AIM OF THE EXERCISE
Only lines holding the string "Stop" are wanted; copy each one from the material.

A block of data
• • • • • • •

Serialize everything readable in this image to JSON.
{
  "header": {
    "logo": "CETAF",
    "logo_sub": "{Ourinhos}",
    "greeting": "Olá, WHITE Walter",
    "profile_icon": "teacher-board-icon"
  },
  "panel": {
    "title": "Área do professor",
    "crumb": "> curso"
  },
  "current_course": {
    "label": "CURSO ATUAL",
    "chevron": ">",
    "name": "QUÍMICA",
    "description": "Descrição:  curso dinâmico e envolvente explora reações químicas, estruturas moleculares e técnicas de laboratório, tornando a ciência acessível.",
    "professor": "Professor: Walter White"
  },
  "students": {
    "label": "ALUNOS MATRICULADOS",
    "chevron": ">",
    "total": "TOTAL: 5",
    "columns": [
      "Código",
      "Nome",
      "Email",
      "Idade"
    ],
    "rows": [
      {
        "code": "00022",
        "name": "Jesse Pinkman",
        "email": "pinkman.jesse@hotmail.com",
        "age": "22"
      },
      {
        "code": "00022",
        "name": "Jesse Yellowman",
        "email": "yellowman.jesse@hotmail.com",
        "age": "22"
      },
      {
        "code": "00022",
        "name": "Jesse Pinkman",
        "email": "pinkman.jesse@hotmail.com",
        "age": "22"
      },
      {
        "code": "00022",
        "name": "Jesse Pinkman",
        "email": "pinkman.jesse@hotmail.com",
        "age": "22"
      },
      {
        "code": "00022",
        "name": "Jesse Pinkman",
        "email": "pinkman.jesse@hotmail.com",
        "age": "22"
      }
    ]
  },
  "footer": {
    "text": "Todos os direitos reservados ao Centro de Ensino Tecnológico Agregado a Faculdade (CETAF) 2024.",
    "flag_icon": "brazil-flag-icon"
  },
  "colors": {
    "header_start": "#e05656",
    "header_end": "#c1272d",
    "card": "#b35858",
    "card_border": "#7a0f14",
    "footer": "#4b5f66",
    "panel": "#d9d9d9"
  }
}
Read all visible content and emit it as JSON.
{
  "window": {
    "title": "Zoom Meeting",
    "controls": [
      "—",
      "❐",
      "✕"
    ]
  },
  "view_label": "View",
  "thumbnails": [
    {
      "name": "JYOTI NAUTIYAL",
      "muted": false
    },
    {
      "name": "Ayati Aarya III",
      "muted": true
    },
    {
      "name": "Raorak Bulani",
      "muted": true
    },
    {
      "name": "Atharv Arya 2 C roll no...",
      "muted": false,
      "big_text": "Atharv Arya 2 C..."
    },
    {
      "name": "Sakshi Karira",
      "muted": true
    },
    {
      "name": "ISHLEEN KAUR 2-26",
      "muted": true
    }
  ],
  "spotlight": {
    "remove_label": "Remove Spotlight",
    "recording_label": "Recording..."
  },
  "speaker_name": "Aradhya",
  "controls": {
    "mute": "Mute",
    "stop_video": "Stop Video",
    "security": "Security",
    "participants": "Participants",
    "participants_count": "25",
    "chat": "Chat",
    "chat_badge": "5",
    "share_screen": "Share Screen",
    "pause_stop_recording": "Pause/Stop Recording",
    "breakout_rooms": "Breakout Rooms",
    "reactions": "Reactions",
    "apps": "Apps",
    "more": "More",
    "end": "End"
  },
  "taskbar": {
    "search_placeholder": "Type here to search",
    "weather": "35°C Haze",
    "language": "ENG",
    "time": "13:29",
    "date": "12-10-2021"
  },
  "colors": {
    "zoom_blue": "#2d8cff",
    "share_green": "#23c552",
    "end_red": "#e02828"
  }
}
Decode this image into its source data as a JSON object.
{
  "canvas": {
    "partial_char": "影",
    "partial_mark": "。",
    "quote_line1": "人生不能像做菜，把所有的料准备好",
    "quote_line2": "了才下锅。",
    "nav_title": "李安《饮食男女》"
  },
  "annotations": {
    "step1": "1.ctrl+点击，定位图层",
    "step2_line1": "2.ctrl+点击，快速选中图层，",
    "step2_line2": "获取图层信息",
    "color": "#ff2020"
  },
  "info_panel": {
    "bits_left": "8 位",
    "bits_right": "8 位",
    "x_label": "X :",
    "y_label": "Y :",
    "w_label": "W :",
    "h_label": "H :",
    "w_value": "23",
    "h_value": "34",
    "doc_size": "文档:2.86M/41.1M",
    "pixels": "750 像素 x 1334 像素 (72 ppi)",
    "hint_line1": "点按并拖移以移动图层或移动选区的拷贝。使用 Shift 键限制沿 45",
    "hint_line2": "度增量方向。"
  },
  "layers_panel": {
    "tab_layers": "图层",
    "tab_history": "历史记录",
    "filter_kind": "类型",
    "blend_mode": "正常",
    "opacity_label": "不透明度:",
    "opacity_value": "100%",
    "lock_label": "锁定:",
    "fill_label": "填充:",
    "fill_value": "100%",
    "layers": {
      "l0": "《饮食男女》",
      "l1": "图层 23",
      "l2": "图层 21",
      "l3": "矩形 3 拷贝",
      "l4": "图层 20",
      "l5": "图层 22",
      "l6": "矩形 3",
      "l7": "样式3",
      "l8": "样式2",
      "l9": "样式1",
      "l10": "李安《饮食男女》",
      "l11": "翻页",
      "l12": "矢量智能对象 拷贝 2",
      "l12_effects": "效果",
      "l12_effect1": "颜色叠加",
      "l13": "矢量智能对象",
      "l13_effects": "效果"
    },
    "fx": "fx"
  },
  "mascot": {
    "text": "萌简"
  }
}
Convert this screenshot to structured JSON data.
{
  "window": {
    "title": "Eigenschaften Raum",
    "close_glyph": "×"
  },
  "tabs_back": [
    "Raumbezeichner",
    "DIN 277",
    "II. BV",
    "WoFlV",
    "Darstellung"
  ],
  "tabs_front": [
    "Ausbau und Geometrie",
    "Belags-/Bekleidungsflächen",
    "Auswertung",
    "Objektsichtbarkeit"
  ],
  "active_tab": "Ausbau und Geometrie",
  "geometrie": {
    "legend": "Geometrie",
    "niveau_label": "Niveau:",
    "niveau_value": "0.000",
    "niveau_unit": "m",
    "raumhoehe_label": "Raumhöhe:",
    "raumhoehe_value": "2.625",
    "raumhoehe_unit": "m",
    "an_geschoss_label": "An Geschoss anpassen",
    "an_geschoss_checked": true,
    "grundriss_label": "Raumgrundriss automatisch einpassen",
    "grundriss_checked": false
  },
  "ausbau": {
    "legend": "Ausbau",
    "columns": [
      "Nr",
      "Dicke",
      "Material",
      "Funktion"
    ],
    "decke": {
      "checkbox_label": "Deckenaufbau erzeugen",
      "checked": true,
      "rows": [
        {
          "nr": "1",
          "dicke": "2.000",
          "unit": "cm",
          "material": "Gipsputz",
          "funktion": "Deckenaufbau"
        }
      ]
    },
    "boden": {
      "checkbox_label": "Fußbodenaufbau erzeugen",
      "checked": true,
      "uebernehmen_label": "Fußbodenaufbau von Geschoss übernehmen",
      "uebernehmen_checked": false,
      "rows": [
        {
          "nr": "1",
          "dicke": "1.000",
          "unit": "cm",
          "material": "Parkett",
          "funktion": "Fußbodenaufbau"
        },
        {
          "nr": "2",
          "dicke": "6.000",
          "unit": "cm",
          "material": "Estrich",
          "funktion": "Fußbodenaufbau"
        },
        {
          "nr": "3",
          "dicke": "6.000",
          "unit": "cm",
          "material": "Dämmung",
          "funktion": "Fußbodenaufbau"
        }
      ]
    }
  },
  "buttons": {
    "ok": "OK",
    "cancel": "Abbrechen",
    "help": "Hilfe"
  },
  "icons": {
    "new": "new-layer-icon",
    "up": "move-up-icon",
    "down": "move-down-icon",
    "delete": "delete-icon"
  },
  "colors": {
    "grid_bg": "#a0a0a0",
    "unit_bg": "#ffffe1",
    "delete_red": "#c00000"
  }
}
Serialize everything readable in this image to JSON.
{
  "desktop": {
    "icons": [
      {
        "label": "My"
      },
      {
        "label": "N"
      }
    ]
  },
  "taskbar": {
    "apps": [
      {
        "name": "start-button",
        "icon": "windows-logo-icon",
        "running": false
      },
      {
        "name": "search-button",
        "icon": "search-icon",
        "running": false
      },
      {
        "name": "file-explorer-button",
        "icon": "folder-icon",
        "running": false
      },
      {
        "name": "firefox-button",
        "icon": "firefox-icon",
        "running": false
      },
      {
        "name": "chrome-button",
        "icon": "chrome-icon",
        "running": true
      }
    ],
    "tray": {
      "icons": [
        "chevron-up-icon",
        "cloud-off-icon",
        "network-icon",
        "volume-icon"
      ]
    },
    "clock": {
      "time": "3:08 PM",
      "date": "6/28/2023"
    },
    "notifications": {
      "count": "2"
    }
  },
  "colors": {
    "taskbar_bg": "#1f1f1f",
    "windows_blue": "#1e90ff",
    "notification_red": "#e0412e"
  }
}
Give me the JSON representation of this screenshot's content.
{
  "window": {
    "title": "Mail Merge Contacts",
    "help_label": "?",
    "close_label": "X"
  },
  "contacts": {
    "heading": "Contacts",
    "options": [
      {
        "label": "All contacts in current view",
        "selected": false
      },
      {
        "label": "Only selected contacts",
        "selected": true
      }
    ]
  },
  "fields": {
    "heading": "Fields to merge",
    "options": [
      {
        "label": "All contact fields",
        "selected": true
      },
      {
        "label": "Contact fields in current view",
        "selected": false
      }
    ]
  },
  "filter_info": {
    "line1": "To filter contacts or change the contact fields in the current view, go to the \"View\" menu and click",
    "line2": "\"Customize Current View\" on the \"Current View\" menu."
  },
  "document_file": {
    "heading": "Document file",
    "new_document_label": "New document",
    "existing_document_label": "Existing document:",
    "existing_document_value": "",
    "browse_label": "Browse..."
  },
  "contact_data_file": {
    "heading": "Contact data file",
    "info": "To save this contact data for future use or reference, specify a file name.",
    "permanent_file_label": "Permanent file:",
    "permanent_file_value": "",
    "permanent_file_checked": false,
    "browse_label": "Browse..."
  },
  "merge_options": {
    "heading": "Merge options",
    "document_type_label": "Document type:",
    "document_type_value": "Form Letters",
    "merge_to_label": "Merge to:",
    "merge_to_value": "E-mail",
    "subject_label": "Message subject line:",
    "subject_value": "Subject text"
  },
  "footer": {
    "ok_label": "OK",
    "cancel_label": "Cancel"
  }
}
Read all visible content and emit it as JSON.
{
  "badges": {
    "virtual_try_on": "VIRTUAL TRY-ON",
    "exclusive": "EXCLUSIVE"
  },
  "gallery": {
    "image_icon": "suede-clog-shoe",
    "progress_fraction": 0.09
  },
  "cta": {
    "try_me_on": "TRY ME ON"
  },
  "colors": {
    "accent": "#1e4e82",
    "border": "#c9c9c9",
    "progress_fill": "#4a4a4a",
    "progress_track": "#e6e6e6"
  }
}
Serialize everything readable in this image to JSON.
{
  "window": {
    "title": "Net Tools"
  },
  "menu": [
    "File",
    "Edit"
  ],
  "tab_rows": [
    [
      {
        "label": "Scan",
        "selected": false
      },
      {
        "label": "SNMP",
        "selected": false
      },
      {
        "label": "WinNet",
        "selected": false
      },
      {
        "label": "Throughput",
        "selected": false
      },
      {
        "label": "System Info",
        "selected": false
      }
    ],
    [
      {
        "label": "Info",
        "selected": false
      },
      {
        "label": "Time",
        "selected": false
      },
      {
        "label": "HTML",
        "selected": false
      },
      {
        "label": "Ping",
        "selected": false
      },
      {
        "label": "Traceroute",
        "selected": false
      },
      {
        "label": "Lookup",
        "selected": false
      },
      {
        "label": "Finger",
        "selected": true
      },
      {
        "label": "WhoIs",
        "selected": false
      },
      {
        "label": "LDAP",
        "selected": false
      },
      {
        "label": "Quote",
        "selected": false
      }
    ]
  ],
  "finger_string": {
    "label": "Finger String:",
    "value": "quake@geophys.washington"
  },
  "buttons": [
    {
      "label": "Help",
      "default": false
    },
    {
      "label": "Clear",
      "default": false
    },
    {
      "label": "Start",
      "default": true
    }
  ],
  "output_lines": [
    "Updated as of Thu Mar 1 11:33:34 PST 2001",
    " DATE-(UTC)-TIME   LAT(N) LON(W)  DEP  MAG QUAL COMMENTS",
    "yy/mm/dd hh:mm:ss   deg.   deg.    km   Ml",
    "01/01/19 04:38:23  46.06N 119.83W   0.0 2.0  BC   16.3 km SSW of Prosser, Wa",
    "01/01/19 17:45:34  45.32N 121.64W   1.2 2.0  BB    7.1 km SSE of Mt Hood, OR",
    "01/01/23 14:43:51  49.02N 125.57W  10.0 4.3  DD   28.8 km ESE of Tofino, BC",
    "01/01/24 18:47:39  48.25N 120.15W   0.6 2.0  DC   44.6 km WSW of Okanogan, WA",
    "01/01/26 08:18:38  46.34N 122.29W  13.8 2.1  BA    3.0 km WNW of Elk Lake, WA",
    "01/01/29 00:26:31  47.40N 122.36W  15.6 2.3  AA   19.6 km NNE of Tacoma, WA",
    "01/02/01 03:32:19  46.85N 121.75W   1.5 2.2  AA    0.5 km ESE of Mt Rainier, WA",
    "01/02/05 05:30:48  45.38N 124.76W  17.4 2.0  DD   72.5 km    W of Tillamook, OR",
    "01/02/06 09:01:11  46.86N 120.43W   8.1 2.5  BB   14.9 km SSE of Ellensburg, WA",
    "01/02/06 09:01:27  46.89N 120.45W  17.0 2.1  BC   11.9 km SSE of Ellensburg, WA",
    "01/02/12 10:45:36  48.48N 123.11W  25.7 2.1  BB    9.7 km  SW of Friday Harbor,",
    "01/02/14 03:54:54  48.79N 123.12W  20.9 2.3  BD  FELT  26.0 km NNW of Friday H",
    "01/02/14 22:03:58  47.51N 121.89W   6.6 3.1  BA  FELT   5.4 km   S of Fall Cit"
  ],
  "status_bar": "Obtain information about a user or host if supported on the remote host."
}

• • • • • • •

RESULT OF THE EXERCISE
    "stop_video": "Stop Video",
    "pause_stop_recording": "Pause/Stop Recording",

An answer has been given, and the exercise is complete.